(Collected data entries)
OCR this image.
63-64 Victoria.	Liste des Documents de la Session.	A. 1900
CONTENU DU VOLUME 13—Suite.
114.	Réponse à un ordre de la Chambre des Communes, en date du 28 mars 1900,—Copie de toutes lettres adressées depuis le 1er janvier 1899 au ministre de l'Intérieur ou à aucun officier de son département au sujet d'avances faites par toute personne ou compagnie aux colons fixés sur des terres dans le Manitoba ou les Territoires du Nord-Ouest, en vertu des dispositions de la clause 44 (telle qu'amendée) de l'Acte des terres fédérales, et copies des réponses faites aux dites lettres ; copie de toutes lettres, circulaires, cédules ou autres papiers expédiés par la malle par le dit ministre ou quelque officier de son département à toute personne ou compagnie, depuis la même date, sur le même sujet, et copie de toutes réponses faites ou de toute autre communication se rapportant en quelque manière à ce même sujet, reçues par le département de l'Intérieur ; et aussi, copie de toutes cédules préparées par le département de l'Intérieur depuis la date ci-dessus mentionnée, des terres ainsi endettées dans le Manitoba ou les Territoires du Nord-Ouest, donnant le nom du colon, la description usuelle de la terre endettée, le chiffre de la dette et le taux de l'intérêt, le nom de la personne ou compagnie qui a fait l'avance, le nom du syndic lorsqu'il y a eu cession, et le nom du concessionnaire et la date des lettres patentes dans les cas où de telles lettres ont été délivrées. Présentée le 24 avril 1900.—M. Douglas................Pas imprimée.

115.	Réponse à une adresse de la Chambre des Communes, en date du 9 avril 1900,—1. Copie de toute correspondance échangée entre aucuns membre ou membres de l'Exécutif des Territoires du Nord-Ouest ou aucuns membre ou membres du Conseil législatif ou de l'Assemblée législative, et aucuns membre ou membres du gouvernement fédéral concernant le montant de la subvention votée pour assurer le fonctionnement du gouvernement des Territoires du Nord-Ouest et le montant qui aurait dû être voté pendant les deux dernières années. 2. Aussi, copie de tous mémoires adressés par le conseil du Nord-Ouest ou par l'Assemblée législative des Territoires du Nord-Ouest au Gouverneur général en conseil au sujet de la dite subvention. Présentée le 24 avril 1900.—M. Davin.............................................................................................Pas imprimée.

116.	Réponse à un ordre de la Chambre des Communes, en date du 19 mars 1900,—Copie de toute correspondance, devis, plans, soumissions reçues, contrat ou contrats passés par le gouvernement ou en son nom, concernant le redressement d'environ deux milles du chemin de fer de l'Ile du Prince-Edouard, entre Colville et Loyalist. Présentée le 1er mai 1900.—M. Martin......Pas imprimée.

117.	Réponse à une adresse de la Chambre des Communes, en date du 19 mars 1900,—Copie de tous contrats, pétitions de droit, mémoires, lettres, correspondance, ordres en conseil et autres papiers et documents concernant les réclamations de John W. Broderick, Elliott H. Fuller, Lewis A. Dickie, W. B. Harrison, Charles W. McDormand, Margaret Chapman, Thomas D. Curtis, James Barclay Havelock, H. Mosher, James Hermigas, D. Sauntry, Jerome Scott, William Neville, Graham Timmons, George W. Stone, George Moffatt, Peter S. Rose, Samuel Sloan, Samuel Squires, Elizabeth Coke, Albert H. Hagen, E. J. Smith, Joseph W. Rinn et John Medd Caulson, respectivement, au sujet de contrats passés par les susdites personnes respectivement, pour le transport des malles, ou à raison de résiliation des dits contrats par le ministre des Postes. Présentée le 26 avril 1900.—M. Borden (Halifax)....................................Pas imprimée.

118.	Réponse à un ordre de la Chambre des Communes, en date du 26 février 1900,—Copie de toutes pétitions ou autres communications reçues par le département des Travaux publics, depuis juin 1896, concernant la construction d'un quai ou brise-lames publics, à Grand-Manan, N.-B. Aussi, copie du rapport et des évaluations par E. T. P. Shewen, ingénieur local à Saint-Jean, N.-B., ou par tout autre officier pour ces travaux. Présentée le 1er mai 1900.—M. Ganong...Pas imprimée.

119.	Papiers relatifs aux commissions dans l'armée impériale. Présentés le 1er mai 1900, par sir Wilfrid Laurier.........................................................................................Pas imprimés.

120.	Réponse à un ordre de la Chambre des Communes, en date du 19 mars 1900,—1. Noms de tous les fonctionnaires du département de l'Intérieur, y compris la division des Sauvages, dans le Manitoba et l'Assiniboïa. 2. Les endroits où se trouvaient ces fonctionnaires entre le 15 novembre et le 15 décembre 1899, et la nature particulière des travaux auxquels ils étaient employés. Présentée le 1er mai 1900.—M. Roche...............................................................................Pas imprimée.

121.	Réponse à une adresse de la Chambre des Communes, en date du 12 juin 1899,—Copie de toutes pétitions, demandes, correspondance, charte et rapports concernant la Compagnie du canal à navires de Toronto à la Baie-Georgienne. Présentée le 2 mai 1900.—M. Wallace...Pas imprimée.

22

* What is required
Scan the lines for the string "juin". Pick out every line that has it.

* Complete response
118.	Réponse à un ordre de la Chambre des Communes, en date du 26 février 1900,—Copie de toutes pétitions ou autres communications reçues par le département des Travaux publics, depuis juin 1896, concernant la construction d'un quai ou brise-lames publics, à Grand-Manan, N.-B. Aussi, copie du rapport et des évaluations par E. T. P. Shewen, ingénieur local à Saint-Jean, N.-B., ou par tout autre officier pour ces travaux. Présentée le 1er mai 1900.—M. Ganong...Pas imprimée.
121.	Réponse à une adresse de la Chambre des Communes, en date du 12 juin 1899,—Copie de toutes pétitions, demandes, correspondance, charte et rapports concernant la Compagnie du canal à navires de Toronto à la Baie-Georgienne. Présentée le 2 mai 1900.—M. Wallace...Pas imprimée.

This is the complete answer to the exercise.